===== Records supplied =====
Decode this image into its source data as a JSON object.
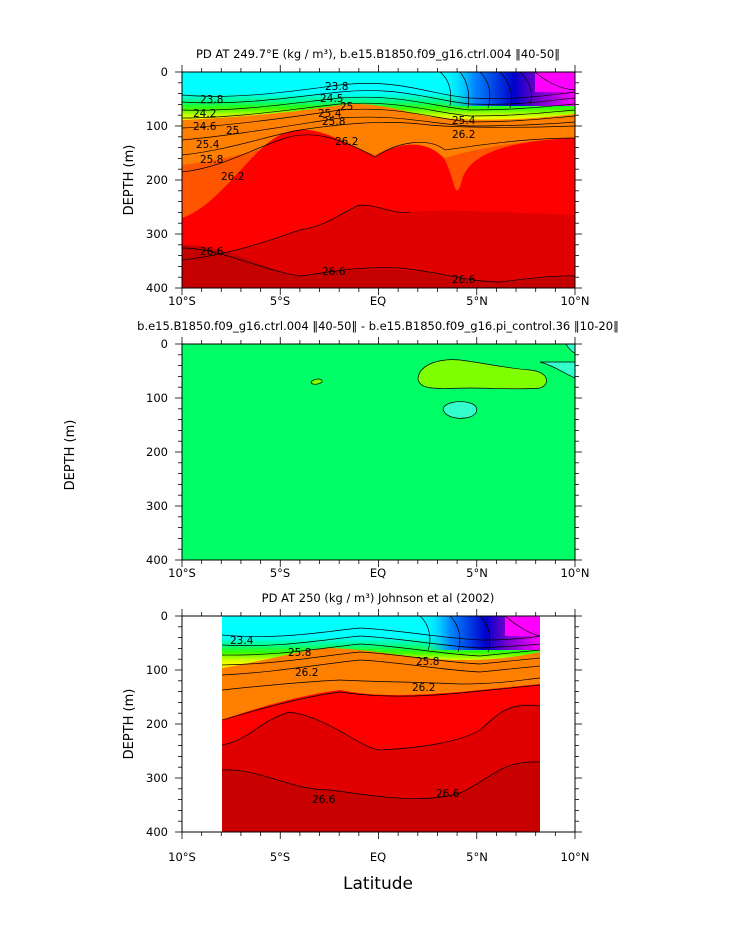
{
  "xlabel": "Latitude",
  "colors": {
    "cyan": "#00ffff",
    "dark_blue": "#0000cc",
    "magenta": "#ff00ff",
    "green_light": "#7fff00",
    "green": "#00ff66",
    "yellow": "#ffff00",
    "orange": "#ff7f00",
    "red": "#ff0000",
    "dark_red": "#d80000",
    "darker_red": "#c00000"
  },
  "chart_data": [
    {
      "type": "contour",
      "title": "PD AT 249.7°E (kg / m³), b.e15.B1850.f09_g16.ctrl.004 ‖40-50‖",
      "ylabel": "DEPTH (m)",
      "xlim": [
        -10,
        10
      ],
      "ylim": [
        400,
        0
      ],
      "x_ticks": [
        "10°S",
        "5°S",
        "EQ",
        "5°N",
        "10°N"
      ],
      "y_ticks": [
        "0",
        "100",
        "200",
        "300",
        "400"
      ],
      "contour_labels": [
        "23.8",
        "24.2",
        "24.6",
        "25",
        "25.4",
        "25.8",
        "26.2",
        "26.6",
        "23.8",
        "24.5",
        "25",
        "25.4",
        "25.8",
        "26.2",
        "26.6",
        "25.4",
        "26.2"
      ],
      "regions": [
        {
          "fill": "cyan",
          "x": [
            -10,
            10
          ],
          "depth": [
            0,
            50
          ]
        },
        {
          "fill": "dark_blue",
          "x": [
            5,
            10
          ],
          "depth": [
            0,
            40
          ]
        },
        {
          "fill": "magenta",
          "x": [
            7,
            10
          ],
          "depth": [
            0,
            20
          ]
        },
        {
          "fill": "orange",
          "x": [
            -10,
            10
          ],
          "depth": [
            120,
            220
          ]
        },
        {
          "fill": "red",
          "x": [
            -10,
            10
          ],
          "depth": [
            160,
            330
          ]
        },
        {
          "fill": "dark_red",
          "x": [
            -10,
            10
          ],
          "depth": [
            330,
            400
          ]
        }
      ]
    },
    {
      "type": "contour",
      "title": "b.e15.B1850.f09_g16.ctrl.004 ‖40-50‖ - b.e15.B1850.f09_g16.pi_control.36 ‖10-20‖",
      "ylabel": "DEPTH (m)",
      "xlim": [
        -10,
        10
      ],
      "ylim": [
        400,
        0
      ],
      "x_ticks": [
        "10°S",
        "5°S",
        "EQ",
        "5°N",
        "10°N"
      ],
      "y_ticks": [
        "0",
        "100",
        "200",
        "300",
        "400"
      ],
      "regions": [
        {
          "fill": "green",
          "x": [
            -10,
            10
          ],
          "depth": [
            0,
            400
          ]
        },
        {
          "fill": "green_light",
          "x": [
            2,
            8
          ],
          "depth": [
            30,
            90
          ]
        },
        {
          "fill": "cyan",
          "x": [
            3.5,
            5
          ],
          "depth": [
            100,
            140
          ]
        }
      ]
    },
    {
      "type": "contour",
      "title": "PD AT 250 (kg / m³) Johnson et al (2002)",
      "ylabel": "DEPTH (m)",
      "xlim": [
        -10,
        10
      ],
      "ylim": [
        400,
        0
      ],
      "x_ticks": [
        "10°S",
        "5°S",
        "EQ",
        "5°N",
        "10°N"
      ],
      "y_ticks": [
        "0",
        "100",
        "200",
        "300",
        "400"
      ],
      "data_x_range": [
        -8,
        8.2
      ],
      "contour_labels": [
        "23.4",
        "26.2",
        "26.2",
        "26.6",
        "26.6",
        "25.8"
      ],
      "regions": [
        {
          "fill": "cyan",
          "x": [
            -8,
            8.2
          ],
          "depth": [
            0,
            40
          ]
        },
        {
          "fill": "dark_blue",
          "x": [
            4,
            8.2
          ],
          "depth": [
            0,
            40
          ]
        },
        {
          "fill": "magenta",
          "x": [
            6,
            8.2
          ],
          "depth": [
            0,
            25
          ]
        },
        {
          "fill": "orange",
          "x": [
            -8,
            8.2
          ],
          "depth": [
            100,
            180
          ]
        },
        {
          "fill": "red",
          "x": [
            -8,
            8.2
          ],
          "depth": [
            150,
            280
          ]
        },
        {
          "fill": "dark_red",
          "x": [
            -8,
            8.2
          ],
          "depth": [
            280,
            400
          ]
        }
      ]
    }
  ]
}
=====
===== Records supplied =====
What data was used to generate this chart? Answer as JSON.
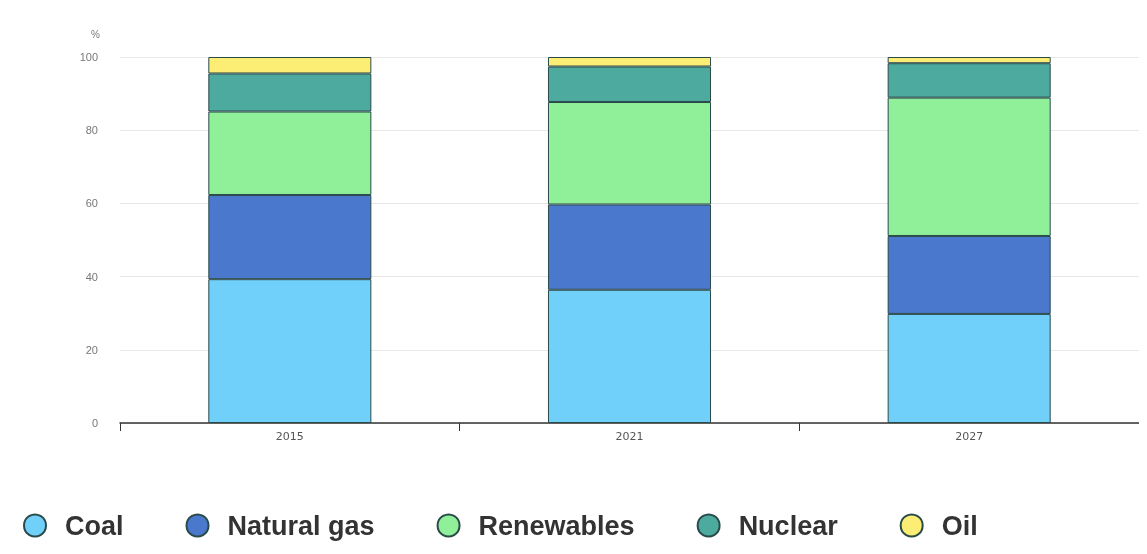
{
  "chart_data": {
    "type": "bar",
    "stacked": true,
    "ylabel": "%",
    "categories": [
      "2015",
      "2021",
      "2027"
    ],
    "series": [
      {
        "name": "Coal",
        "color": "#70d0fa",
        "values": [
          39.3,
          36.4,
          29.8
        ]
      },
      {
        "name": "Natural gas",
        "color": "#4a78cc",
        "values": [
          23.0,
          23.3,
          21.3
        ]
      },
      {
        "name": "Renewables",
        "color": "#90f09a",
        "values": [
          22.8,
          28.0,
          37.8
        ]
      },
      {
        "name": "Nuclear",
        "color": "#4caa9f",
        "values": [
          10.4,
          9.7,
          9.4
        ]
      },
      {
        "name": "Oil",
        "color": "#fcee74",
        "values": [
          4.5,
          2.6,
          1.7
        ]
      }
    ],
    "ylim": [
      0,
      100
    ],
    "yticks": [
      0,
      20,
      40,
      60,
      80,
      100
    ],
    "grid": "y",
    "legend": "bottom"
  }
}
=====
◆ Aim ◆
Look through the listing above. Pick out each line with "name" and copy it.

◆ Result of the task ◆
        "name": "Coal",
        "name": "Natural gas",
        "name": "Renewables",
        "name": "Nuclear",
        "name": "Oil",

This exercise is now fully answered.